Your task: Could you rewrite the lines of the entries that open with the one containing "y-tick-label: 360 [68,56,119,89]" and close with the one containing "Extract all elements", replacing "annotation" with "callout" and leaving everything else unchanged?

Records shown:

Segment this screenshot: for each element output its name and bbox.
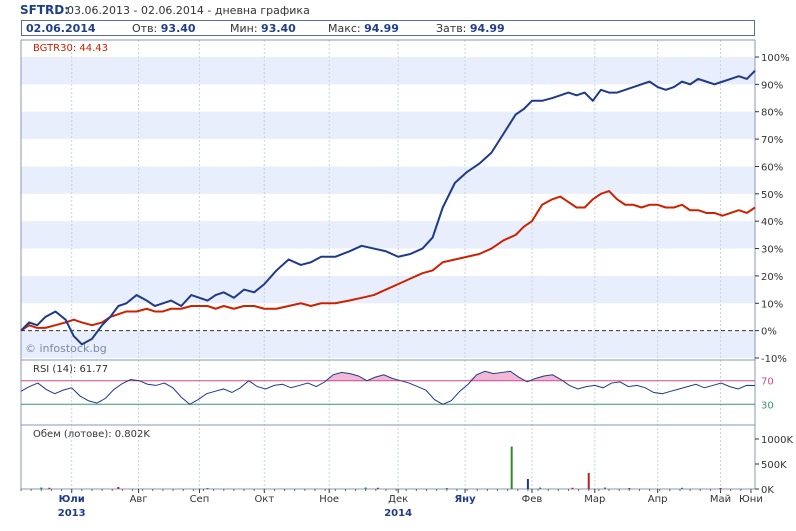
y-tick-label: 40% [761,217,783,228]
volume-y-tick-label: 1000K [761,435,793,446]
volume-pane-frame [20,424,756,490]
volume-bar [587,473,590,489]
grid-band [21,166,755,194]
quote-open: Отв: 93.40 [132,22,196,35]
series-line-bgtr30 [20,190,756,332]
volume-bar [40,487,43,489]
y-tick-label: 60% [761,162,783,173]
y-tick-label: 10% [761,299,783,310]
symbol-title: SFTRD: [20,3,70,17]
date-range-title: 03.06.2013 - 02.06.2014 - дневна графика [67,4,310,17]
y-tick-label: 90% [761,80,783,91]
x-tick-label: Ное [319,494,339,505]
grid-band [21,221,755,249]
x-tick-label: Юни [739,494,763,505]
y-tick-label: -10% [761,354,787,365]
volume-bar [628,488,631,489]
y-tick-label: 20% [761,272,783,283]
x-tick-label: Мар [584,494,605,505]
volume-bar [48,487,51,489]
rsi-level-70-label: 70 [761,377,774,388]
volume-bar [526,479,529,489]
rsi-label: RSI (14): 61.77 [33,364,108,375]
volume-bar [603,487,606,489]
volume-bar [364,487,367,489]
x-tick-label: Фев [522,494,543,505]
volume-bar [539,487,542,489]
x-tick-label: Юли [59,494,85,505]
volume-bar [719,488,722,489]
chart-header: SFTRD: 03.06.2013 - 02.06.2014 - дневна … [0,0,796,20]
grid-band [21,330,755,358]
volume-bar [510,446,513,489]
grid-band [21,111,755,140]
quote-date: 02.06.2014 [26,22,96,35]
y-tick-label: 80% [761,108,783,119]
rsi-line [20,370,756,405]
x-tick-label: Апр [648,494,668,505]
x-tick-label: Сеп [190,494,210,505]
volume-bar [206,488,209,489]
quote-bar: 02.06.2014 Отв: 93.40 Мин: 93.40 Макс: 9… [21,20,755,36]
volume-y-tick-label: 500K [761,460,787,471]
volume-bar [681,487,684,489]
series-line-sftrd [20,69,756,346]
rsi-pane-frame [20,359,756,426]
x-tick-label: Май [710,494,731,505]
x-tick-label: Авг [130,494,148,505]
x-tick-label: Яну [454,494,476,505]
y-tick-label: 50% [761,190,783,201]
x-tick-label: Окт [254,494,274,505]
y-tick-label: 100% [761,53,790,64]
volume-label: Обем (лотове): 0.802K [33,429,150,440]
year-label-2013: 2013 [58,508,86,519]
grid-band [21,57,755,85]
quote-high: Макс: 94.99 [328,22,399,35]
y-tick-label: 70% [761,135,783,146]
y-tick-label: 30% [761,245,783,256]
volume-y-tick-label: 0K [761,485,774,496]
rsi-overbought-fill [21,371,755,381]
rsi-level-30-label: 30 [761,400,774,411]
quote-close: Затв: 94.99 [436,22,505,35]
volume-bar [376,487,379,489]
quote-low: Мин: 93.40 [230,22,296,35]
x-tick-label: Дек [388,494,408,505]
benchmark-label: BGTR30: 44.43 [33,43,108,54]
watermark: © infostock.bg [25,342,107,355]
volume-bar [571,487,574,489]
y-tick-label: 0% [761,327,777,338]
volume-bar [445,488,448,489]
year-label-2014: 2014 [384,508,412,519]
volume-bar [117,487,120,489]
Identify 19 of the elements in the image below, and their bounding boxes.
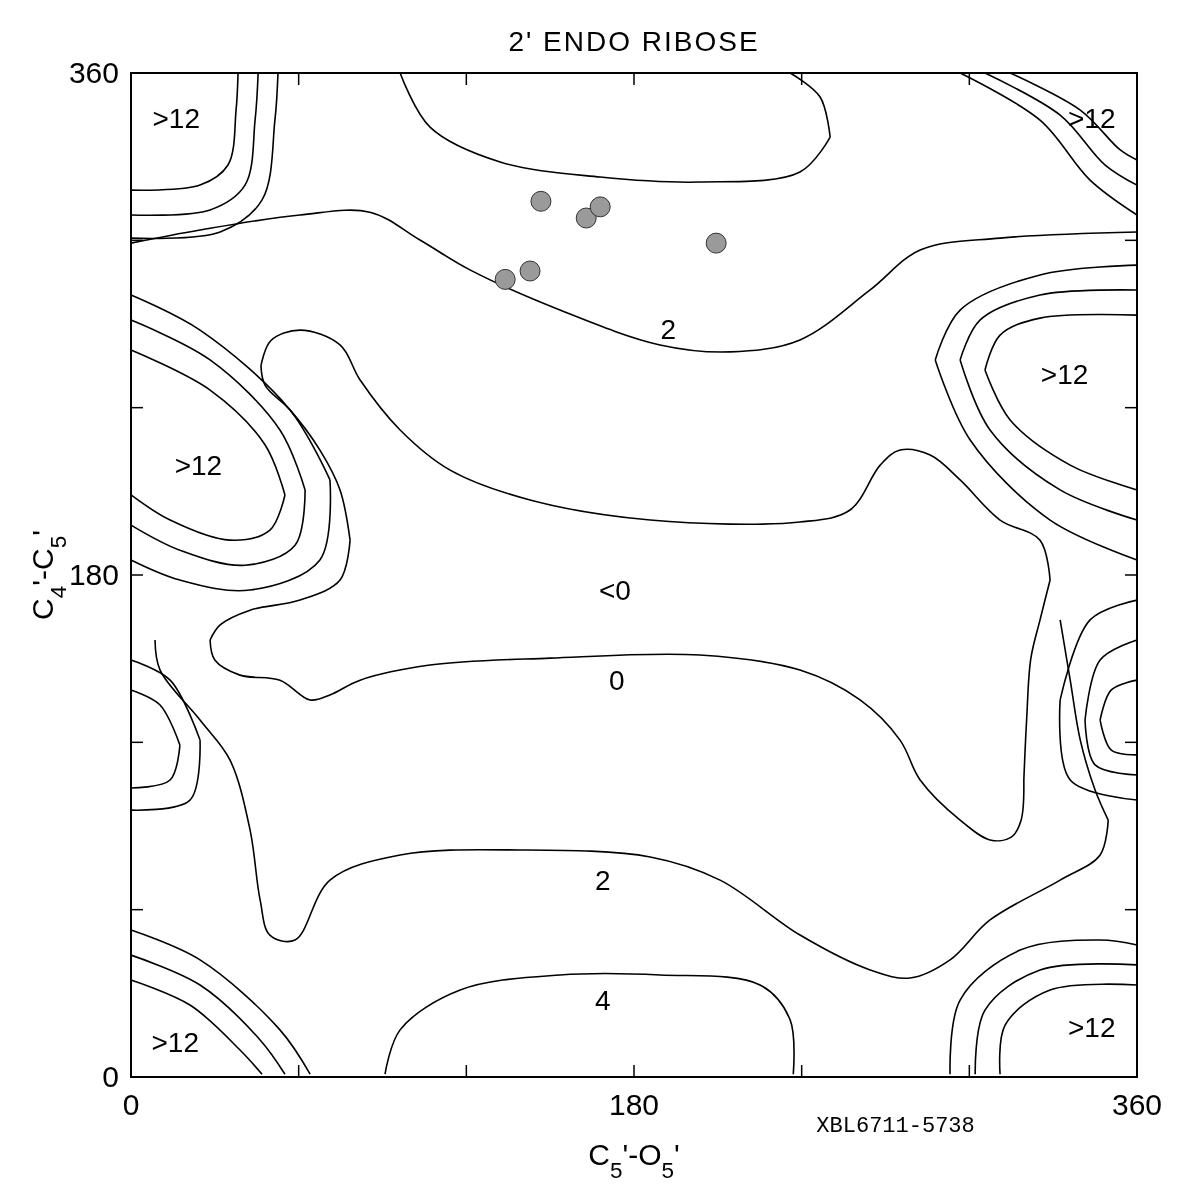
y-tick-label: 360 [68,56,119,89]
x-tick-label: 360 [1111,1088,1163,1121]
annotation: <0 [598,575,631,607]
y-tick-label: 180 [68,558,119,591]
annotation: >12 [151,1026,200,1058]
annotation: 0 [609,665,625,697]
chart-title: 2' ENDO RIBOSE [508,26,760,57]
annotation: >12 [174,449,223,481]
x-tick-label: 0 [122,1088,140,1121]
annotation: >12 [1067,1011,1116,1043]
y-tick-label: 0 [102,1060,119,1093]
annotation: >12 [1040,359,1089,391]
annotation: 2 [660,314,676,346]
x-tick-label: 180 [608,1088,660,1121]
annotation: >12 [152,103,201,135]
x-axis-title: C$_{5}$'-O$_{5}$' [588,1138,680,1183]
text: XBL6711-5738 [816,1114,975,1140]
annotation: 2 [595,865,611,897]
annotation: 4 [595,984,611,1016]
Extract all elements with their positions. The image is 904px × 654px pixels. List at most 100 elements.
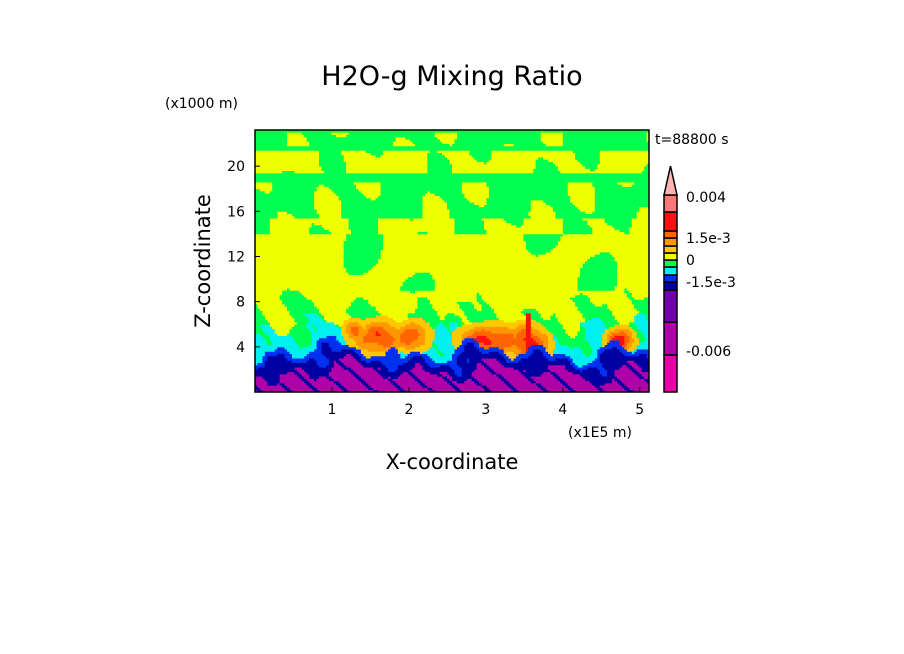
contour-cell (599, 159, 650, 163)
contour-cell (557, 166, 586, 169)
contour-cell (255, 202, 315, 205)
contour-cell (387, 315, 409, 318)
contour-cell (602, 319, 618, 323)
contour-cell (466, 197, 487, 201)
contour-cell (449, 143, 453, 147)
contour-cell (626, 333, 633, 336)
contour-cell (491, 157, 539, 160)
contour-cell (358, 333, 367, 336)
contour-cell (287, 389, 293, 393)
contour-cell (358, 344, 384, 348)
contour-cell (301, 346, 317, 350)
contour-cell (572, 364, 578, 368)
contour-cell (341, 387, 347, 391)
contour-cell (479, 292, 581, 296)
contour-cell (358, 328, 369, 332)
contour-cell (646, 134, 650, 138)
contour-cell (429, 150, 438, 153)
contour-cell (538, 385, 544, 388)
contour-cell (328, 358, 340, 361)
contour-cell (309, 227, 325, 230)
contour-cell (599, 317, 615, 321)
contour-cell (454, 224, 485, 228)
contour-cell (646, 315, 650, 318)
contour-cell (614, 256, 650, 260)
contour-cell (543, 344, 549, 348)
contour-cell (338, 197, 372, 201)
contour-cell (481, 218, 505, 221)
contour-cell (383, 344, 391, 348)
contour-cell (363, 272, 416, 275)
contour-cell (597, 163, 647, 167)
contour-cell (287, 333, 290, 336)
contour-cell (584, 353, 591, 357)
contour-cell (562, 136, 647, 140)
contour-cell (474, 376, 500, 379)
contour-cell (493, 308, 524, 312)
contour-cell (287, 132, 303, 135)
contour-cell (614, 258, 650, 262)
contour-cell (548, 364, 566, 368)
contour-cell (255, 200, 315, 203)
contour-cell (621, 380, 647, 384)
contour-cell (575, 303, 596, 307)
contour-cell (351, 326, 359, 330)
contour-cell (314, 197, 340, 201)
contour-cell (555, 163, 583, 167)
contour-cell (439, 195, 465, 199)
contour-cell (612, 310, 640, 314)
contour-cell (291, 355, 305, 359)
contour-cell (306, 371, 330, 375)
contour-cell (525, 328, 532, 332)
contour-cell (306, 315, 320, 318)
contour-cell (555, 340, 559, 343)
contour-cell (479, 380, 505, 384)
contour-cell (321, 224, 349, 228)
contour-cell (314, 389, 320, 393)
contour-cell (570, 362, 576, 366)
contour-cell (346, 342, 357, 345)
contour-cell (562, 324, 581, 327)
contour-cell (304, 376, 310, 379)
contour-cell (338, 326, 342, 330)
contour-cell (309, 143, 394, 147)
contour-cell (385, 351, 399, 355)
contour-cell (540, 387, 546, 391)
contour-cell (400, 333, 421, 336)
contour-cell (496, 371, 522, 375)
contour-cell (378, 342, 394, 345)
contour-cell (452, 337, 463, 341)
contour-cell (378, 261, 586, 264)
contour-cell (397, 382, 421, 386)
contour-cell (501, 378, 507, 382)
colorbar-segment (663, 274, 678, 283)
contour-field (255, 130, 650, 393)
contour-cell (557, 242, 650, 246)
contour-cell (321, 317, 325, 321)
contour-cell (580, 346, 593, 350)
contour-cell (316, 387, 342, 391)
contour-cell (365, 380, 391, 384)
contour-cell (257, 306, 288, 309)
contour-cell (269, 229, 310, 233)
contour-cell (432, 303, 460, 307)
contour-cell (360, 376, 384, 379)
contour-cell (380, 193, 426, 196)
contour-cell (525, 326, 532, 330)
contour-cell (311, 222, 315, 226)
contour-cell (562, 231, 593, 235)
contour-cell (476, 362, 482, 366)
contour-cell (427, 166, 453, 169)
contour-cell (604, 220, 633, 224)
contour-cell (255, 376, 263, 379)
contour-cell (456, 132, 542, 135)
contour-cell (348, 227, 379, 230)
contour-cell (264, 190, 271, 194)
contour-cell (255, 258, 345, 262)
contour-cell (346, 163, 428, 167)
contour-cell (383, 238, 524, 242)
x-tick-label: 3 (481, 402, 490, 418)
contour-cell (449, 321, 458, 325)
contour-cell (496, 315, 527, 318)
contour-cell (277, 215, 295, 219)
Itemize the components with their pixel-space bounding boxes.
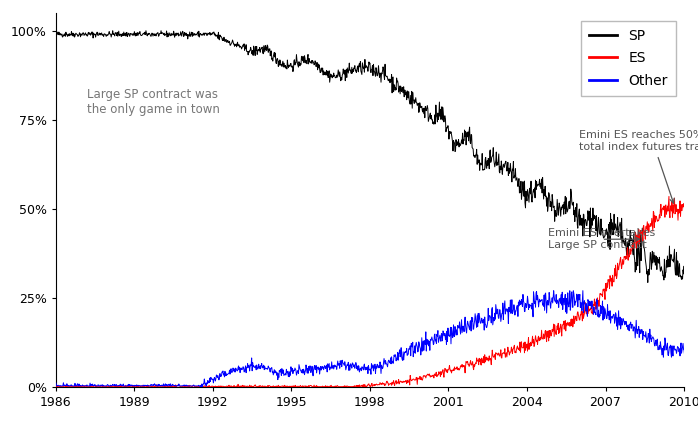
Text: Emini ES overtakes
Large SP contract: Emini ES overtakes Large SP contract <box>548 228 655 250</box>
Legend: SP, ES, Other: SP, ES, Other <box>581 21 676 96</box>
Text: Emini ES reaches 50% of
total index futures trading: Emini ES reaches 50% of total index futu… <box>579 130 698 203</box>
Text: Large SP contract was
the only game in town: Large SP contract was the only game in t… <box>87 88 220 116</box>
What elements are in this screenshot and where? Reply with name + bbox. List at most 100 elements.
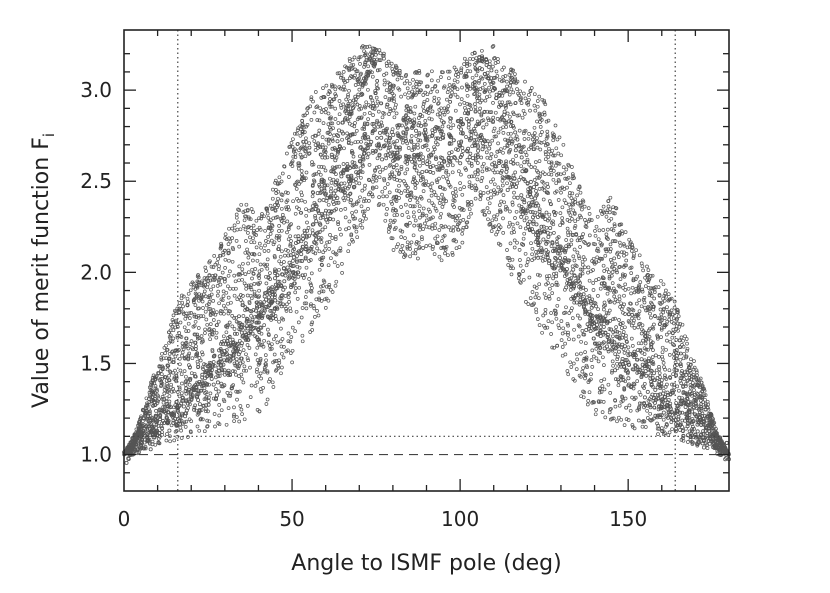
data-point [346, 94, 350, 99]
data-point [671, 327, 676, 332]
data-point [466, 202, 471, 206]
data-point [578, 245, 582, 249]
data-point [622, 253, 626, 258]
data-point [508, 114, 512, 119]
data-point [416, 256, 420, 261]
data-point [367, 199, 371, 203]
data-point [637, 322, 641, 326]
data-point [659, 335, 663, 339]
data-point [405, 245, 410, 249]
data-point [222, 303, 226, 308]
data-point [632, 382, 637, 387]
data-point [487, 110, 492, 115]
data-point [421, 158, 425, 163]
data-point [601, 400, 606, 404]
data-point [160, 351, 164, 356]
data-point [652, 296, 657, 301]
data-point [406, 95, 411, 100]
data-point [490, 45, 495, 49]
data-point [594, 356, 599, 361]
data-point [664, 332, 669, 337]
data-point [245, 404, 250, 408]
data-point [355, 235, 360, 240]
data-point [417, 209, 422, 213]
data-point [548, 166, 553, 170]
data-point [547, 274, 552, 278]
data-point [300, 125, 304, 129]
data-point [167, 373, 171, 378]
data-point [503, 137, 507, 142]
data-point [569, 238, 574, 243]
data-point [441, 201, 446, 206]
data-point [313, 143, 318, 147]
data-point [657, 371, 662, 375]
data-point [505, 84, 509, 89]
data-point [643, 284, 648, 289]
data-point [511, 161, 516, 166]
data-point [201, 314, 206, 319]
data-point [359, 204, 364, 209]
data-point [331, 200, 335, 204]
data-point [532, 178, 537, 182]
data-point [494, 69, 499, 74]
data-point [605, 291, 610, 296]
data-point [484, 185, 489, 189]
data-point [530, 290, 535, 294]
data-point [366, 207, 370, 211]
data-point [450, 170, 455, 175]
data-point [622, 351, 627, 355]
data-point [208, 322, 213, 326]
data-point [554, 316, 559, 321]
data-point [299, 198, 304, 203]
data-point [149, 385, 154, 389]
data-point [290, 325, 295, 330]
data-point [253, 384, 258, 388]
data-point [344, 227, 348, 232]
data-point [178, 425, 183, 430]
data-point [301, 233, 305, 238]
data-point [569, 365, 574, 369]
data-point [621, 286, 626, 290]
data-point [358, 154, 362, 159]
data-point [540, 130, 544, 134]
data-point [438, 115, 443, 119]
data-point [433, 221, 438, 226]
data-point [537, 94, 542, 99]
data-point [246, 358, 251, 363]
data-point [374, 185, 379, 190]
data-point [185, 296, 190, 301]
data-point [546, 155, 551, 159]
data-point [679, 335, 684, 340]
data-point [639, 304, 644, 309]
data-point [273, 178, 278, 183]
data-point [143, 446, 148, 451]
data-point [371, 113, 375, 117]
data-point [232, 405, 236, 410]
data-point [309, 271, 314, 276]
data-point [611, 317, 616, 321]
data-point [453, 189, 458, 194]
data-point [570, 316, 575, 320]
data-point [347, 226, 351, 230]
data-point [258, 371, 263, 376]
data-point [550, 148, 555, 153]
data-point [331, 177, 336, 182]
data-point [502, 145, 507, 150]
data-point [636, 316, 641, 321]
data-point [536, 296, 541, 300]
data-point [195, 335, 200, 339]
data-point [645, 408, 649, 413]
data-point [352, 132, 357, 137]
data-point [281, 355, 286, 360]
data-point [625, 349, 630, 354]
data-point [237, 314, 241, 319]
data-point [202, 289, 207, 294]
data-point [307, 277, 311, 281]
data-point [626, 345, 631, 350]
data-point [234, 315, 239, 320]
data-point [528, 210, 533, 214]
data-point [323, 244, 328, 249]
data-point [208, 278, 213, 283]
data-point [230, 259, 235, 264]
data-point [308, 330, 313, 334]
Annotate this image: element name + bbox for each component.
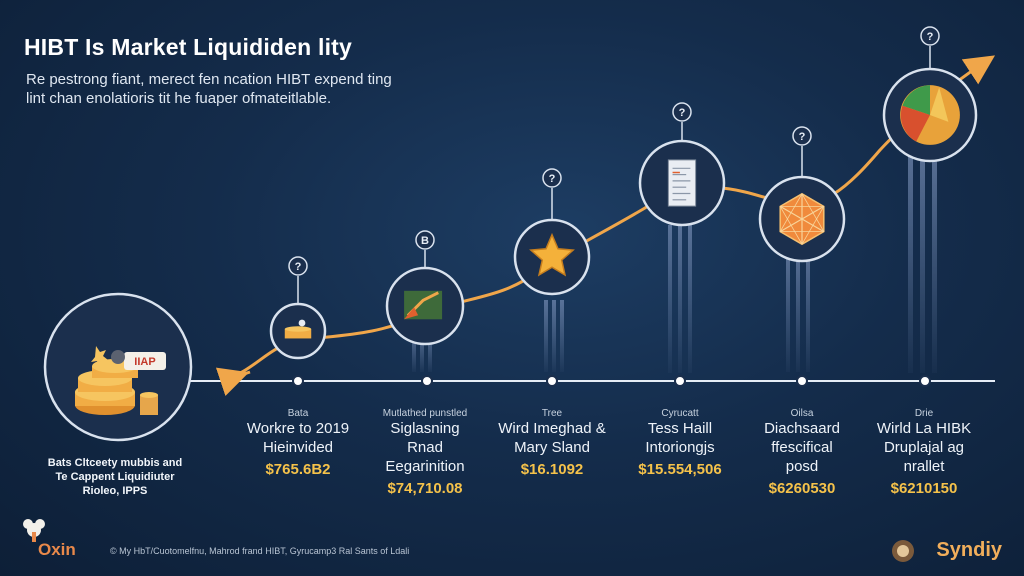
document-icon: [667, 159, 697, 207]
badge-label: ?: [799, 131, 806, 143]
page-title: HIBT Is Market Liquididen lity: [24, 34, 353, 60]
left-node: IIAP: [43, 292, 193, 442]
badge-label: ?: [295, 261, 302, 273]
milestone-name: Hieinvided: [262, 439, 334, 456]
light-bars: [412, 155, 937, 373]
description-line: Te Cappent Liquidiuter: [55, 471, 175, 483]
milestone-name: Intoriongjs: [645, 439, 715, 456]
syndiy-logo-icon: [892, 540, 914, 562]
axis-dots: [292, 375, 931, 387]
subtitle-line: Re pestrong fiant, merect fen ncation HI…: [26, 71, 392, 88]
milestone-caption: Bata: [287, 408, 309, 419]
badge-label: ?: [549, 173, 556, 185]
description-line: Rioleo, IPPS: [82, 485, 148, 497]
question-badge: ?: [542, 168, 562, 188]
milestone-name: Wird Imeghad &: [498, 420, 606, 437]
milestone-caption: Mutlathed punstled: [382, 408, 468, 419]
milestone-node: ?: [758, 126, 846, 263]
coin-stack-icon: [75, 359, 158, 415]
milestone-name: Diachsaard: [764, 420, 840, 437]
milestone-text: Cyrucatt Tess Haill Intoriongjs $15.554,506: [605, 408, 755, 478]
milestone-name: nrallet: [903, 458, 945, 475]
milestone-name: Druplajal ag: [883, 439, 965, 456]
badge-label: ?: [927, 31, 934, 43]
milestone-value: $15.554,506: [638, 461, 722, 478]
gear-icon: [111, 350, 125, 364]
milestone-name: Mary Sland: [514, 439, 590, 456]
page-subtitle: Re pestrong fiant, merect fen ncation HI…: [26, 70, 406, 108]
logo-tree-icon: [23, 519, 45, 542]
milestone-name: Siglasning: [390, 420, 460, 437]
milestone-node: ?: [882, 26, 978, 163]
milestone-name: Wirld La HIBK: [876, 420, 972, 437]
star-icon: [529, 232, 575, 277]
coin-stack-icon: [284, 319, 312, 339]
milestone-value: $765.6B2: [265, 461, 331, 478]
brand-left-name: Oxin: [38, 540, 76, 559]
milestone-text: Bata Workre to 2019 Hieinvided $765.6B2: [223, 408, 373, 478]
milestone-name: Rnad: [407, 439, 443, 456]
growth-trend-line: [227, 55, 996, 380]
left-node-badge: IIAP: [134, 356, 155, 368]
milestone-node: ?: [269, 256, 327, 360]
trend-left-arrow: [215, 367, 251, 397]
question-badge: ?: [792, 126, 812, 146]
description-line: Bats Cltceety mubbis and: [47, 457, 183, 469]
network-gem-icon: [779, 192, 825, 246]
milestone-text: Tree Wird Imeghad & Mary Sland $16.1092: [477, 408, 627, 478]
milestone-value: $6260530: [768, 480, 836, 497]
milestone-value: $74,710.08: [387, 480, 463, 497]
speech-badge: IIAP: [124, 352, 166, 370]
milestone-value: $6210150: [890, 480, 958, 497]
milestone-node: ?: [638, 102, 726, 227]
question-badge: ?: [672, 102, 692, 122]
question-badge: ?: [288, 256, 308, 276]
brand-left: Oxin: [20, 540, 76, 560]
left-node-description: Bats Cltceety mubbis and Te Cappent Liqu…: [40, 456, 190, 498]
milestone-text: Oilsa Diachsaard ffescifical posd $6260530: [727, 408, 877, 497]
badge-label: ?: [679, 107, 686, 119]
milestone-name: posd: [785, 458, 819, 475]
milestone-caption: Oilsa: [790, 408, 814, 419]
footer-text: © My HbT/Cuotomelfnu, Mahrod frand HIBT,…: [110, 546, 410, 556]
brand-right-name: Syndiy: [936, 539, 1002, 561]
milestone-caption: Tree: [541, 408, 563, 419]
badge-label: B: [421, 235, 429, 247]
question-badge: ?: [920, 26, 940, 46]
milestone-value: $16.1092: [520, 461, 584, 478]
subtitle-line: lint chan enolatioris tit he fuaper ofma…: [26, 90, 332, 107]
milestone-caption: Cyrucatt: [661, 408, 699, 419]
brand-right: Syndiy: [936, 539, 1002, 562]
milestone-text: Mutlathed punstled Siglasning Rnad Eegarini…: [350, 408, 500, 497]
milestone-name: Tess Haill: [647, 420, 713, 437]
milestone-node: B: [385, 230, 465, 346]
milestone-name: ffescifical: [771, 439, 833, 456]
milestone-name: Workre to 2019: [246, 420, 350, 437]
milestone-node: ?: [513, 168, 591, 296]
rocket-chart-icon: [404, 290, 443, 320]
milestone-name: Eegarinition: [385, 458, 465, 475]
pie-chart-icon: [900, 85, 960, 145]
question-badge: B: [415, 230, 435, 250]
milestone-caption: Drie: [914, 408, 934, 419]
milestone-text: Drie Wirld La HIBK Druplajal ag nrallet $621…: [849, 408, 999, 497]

Task solution:
y-tick-label: 360 [68,56,119,89]
x-tick-label: 360 [1111,1088,1163,1121]
callout: <0 [598,575,631,607]
y-tick-label: 180 [68,558,119,591]
callout: >12 [151,1026,200,1058]
callout: 0 [609,665,625,697]
chart-title: 2' ENDO RIBOSE [508,26,760,57]
callout: >12 [174,449,223,481]
x-tick-label: 0 [122,1088,140,1121]
callout: >12 [1067,1011,1116,1043]
y-tick-label: 0 [102,1060,119,1093]
callout: >12 [1040,359,1089,391]
callout: 2 [660,314,676,346]
x-tick-label: 180 [608,1088,660,1121]
callout: >12 [152,103,201,135]
x-axis-title: C$_{5}$'-O$_{5}$' [588,1138,680,1183]
text: XBL6711-5738 [816,1114,975,1140]
callout: 2 [595,865,611,897]
callout: 4 [595,984,611,1016]
Extract all elements with their positions. The image is 904px × 654px pixels. List at most 100 elements.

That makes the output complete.